Written task >>
Print the listing in its entirety and exactly, leaving out images.

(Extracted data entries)
◆ ◆ ◆ ◆

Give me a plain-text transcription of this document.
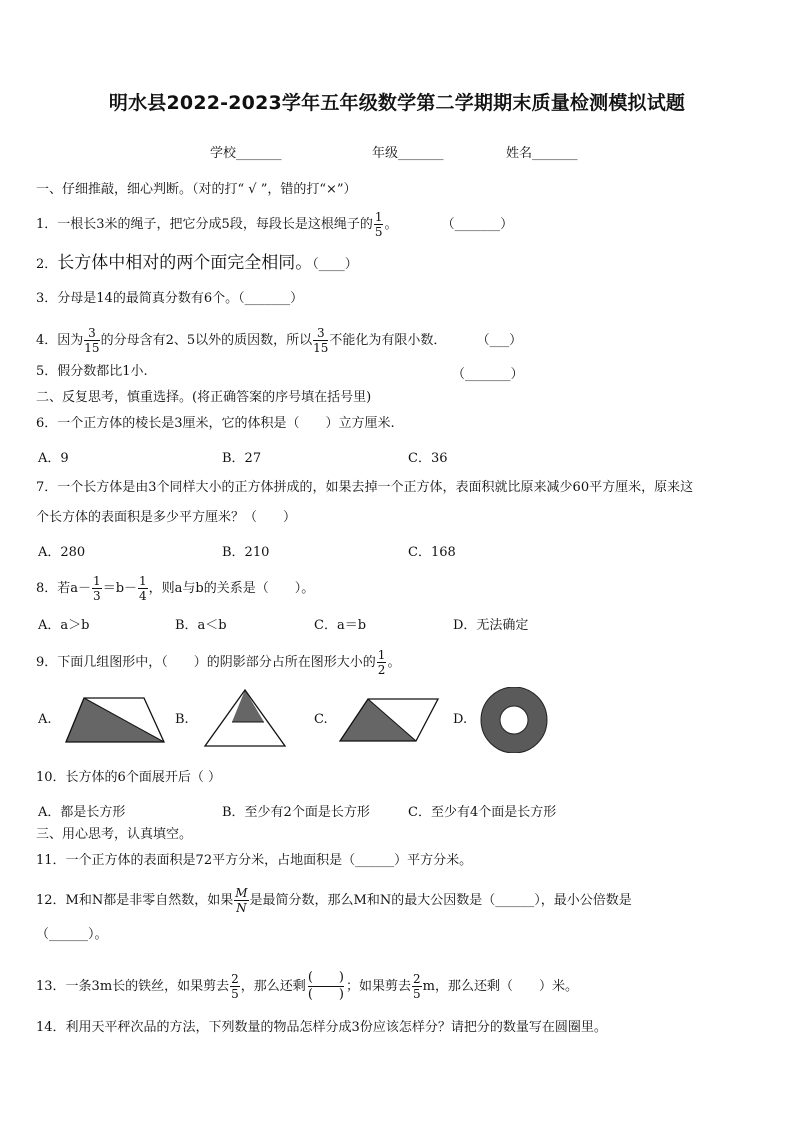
明水县2022-2023学年五年级数学第二学期期末质量检测模拟试题
学校_______	年级_______	姓名_______
一、仔细推敲，细心判断。（对的打“ √ ”，错的打“×”）
1．一根长3米的绳子，把它分成5段，每段长是这根绳子的 $\frac{1}{5}$ 。	（_______）
2．长方体中相对的两个面完全相同。（____）
3．分母是14的最简真分数有6个。（_______）
4．因为 $\frac{3}{15}$ 的分母含有2、5以外的质因数，所以 $\frac{3}{15}$ 不能化为有限小数． （___）
5．假分数都比1小.	（_______）
二、反复思考，慎重选择。(将正确答案的序号填在括号里)
6．一个正方体的棱长是3厘米，它的体积是（　　）立方厘米.
A．9	B．27	C．36
7．一个长方体是由3个同样大小的正方体拼成的，如果去掉一个正方体，表面积就比原来减少60平方厘米，原来这
个长方体的表面积是多少平方厘米？（　　）
A．280	B．210	C．168
8．若$a- \frac{1}{3} =b- \frac{1}{4}$ ，则a与b的关系是（　　）。
A．a＞b	B．a＜b	C．a＝b	D．无法确定
9．下面几组图形中，（　　）的阴影部分占所在图形大小的 $\frac{1}{2}$ 。
A.	B.	C.	D.
10．长方体的6个面展开后（ ）
A．都是长方形	B．至少有2个面是长方形	C．至少有4个面是长方形
三、用心思考，认真填空。
11．一个正方体的表面积是72平方分米，占地面积是（______）平方分米。
12．M和N都是非零自然数，如果 $\frac{M}{N}$ 是最简分数，那么M和N的最大公因数是（______），最小公倍数是
（______）。
13．一条3m长的铁丝，如果剪去 $\frac{2}{5}$ ，那么还剩
(　　)
(　　)
；如果剪去 $\frac{2}{5}$ m，那么还剩（　　）米。
14．利用天平秤次品的方法，下列数量的物品怎样分成3份应该怎样分？请把分的数量写在圆圈里。
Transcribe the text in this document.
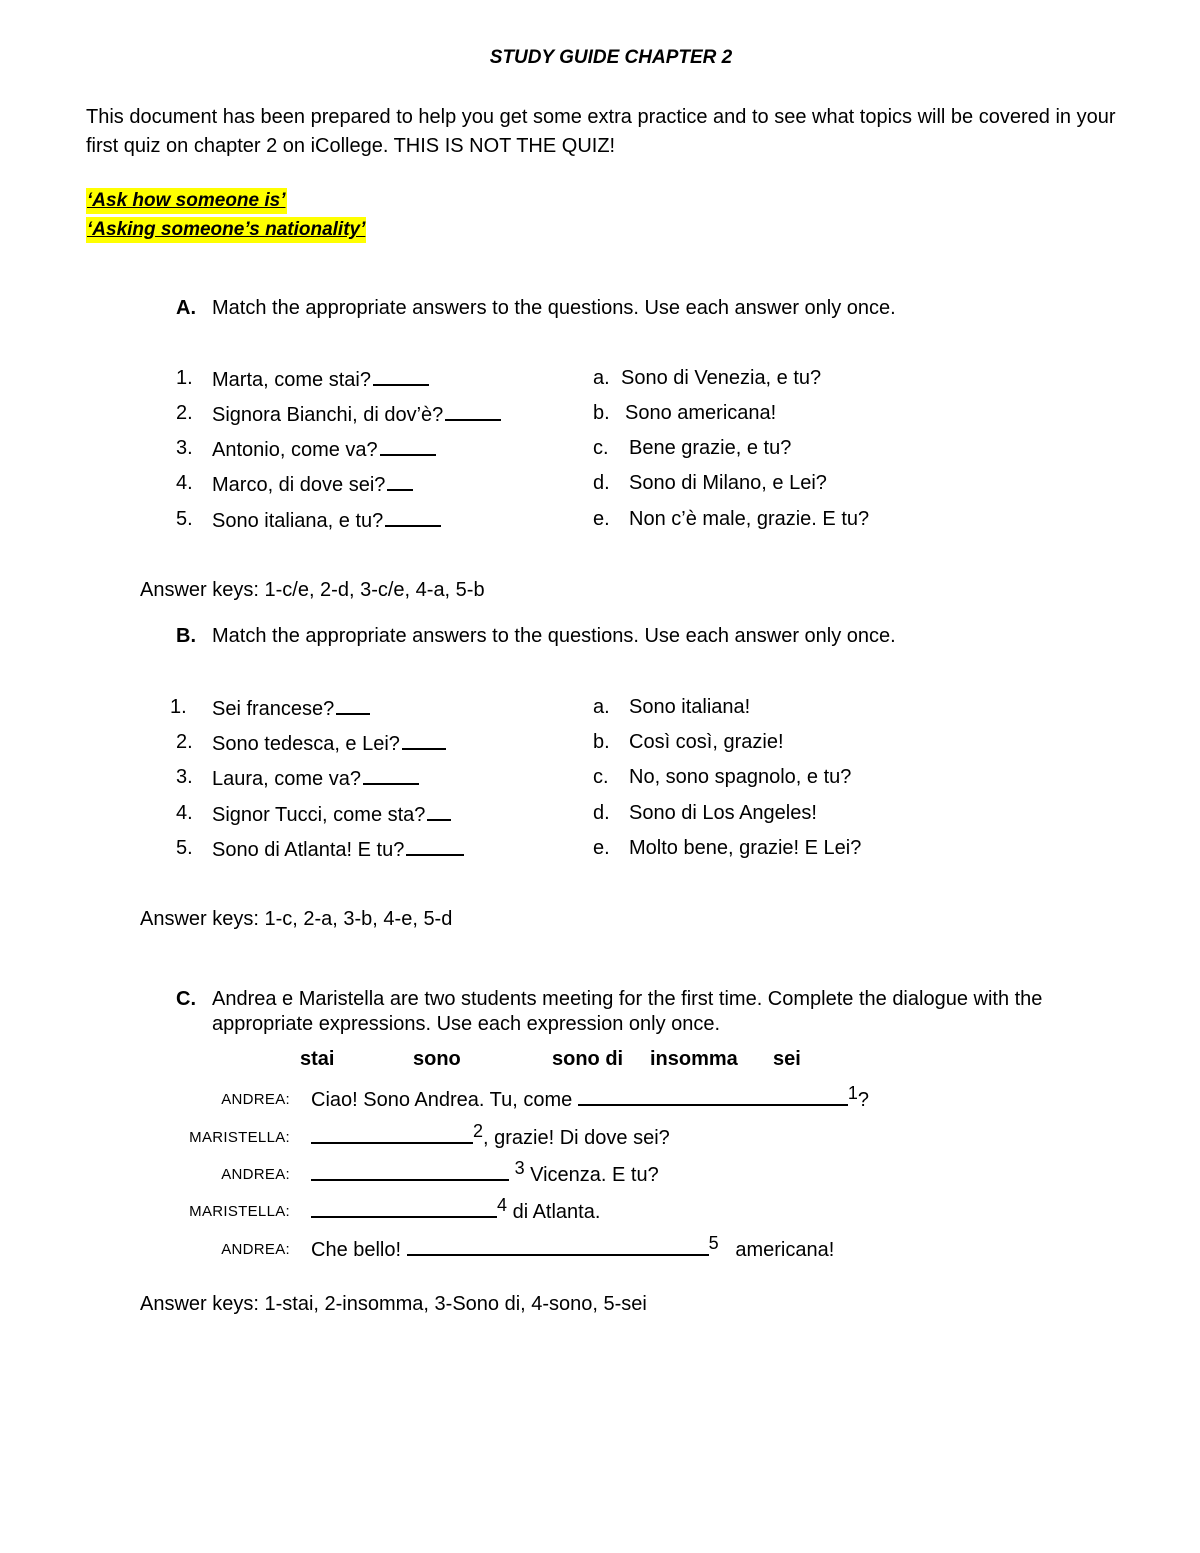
STUDY GUIDE CHAPTER 2
This document has been prepared to help you get some extra practice and to see what topics will be covered in your first quiz on chapter 2 on iCollege. THIS IS NOT THE QUIZ!
‘Ask how someone is’
‘Asking someone’s nationality’
A. Match the appropriate answers to the questions. Use each answer only once.
1. Marta, come stai?
2. Signora Bianchi, di dov’è?
3. Antonio, come va?
4. Marco, di dove sei?
5. Sono italiana, e tu?
a. Sono di Venezia, e tu?
b. Sono americana!
c. Bene grazie, e tu?
d. Sono di Milano, e Lei?
e. Non c’è male, grazie. E tu?
Answer keys: 1-c/e, 2-d, 3-c/e, 4-a, 5-b
B. Match the appropriate answers to the questions. Use each answer only once.
1. Sei francese?
2. Sono tedesca, e Lei?
3. Laura, come va?
4. Signor Tucci, come sta?
5. Sono di Atlanta! E tu?
a. Sono italiana!
b. Così così, grazie!
c. No, sono spagnolo, e tu?
d. Sono di Los Angeles!
e. Molto bene, grazie! E Lei?
Answer keys: 1-c, 2-a, 3-b, 4-e, 5-d
C. Andrea e Maristella are two students meeting for the first time. Complete the dialogue with the
appropriate expressions. Use each expression only once.
stai	sono	sono di insomma sei
ANDREA: Ciao! Sono Andrea. Tu, come	1?
MARISTELLA:	2, grazie! Di dove sei?
ANDREA:	3 Vicenza. E tu?
MARISTELLA:	4 di Atlanta.
ANDREA: Che bello!	5   americana!
Answer keys: 1-stai, 2-insomma, 3-Sono di, 4-sono, 5-sei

◆ ◆ ◆ ◆

Response to the task >>
Give me a plain-text transcription of this document.
明水县2022-2023学年五年级数学第二学期期末质量检测模拟试题
学校_______	年级_______	姓名_______
一、仔细推敲，细心判断。（对的打“ √ ”，错的打“×”）
1．一根长3米的绳子，把它分成5段，每段长是这根绳子的 $\frac{1}{5}$ 。	（_______）
2．长方体中相对的两个面完全相同。（____）
3．分母是14的最简真分数有6个。（_______）
4．因为 $\frac{3}{15}$ 的分母含有2、5以外的质因数，所以 $\frac{3}{15}$ 不能化为有限小数． （___）
5．假分数都比1小.	（_______）
二、反复思考，慎重选择。(将正确答案的序号填在括号里)
6．一个正方体的棱长是3厘米，它的体积是（　　）立方厘米.
A．9	B．27	C．36
7．一个长方体是由3个同样大小的正方体拼成的，如果去掉一个正方体，表面积就比原来减少60平方厘米，原来这
个长方体的表面积是多少平方厘米？（　　）
A．280	B．210	C．168
8．若$a- \frac{1}{3} =b- \frac{1}{4}$ ，则a与b的关系是（　　）。
A．a＞b	B．a＜b	C．a＝b	D．无法确定
9．下面几组图形中，（　　）的阴影部分占所在图形大小的 $\frac{1}{2}$ 。
A.	B.	C.	D.
10．长方体的6个面展开后（ ）
A．都是长方形	B．至少有2个面是长方形	C．至少有4个面是长方形
三、用心思考，认真填空。
11．一个正方体的表面积是72平方分米，占地面积是（______）平方分米。
12．M和N都是非零自然数，如果 $\frac{M}{N}$ 是最简分数，那么M和N的最大公因数是（______），最小公倍数是
（______）。
13．一条3m长的铁丝，如果剪去 $\frac{2}{5}$ ，那么还剩
(　　)
(　　)
；如果剪去 $\frac{2}{5}$ m，那么还剩（　　）米。
14．利用天平秤次品的方法，下列数量的物品怎样分成3份应该怎样分？请把分的数量写在圆圈里。
Transcribe the text in this document.
STUDY GUIDE CHAPTER 2
This document has been prepared to help you get some extra practice and to see what topics will be covered in your first quiz on chapter 2 on iCollege. THIS IS NOT THE QUIZ!
‘Ask how someone is’
‘Asking someone’s nationality’
A. Match the appropriate answers to the questions. Use each answer only once.
1. Marta, come stai?
2. Signora Bianchi, di dov’è?
3. Antonio, come va?
4. Marco, di dove sei?
5. Sono italiana, e tu?
a. Sono di Venezia, e tu?
b. Sono americana!
c. Bene grazie, e tu?
d. Sono di Milano, e Lei?
e. Non c’è male, grazie. E tu?
Answer keys: 1-c/e, 2-d, 3-c/e, 4-a, 5-b
B. Match the appropriate answers to the questions. Use each answer only once.
1. Sei francese?
2. Sono tedesca, e Lei?
3. Laura, come va?
4. Signor Tucci, come sta?
5. Sono di Atlanta! E tu?
a. Sono italiana!
b. Così così, grazie!
c. No, sono spagnolo, e tu?
d. Sono di Los Angeles!
e. Molto bene, grazie! E Lei?
Answer keys: 1-c, 2-a, 3-b, 4-e, 5-d
C. Andrea e Maristella are two students meeting for the first time. Complete the dialogue with the
appropriate expressions. Use each expression only once.
stai	sono	sono di insomma sei
ANDREA: Ciao! Sono Andrea. Tu, come	1?
MARISTELLA:	2, grazie! Di dove sei?
ANDREA:	3 Vicenza. E tu?
MARISTELLA:	4 di Atlanta.
ANDREA: Che bello!	5   americana!
Answer keys: 1-stai, 2-insomma, 3-Sono di, 4-sono, 5-sei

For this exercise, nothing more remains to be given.